• _Task to carry out_: Return the entries below in their exact form, leaving the pictures out.

• _Entries provided_:
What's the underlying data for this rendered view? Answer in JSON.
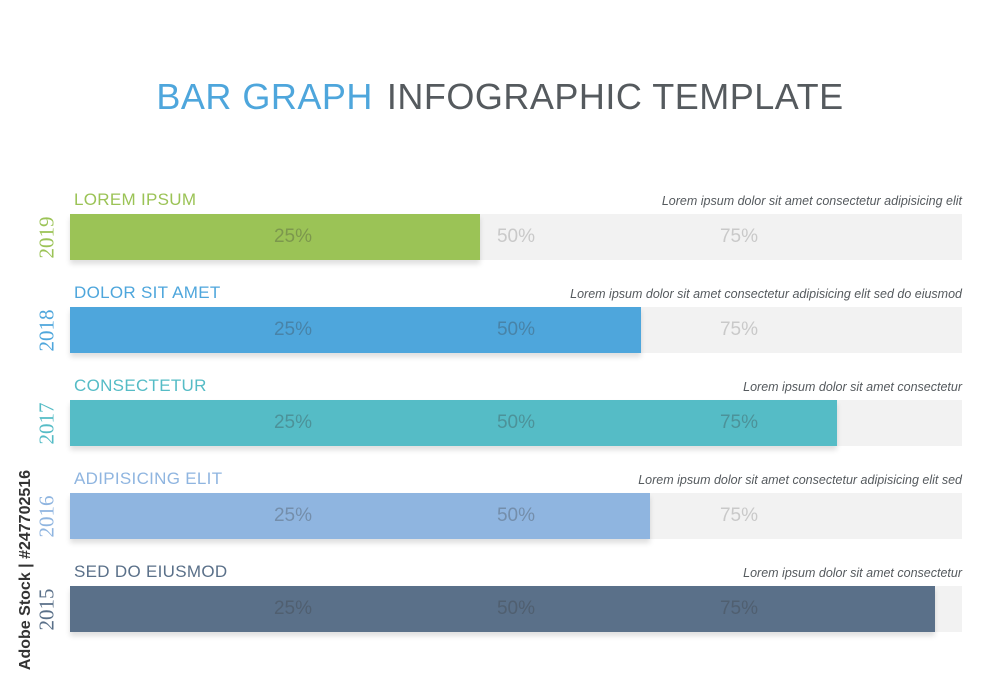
{
  "title": {
    "part1": "BAR GRAPH",
    "part2": "INFOGRAPHIC TEMPLATE"
  },
  "watermark": "Adobe Stock | #247702516",
  "chart_data": {
    "type": "bar",
    "orientation": "horizontal",
    "xlim": [
      0,
      100
    ],
    "tick_labels": [
      "25%",
      "50%",
      "75%"
    ],
    "categories": [
      "2019",
      "2018",
      "2017",
      "2016",
      "2015"
    ],
    "values": [
      46,
      64,
      86,
      65,
      97
    ],
    "rows": [
      {
        "year": "2019",
        "label": "LOREM IPSUM",
        "description": "Lorem ipsum dolor sit amet consectetur adipisicing elit",
        "value": 46,
        "color": "#9bc356"
      },
      {
        "year": "2018",
        "label": "DOLOR SIT AMET",
        "description": "Lorem ipsum dolor sit amet consectetur adipisicing elit sed do eiusmod",
        "value": 64,
        "color": "#4ea6dc"
      },
      {
        "year": "2017",
        "label": "CONSECTETUR",
        "description": "Lorem ipsum dolor sit amet consectetur",
        "value": 86,
        "color": "#55bcc6"
      },
      {
        "year": "2016",
        "label": "ADIPISICING ELIT",
        "description": "Lorem ipsum dolor sit amet consectetur adipisicing elit sed",
        "value": 65,
        "color": "#8fb5e0"
      },
      {
        "year": "2015",
        "label": "SED DO EIUSMOD",
        "description": "Lorem ipsum dolor sit amet consectetur",
        "value": 97,
        "color": "#5a7089"
      }
    ]
  }
}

• _Response to this task_:
What's the underlying data for this rendered view? Answer in JSON.
{
  "title": {
    "part1": "BAR GRAPH",
    "part2": "INFOGRAPHIC TEMPLATE"
  },
  "watermark": "Adobe Stock | #247702516",
  "chart_data": {
    "type": "bar",
    "orientation": "horizontal",
    "xlim": [
      0,
      100
    ],
    "tick_labels": [
      "25%",
      "50%",
      "75%"
    ],
    "categories": [
      "2019",
      "2018",
      "2017",
      "2016",
      "2015"
    ],
    "values": [
      46,
      64,
      86,
      65,
      97
    ],
    "rows": [
      {
        "year": "2019",
        "label": "LOREM IPSUM",
        "description": "Lorem ipsum dolor sit amet consectetur adipisicing elit",
        "value": 46,
        "color": "#9bc356"
      },
      {
        "year": "2018",
        "label": "DOLOR SIT AMET",
        "description": "Lorem ipsum dolor sit amet consectetur adipisicing elit sed do eiusmod",
        "value": 64,
        "color": "#4ea6dc"
      },
      {
        "year": "2017",
        "label": "CONSECTETUR",
        "description": "Lorem ipsum dolor sit amet consectetur",
        "value": 86,
        "color": "#55bcc6"
      },
      {
        "year": "2016",
        "label": "ADIPISICING ELIT",
        "description": "Lorem ipsum dolor sit amet consectetur adipisicing elit sed",
        "value": 65,
        "color": "#8fb5e0"
      },
      {
        "year": "2015",
        "label": "SED DO EIUSMOD",
        "description": "Lorem ipsum dolor sit amet consectetur",
        "value": 97,
        "color": "#5a7089"
      }
    ]
  }
}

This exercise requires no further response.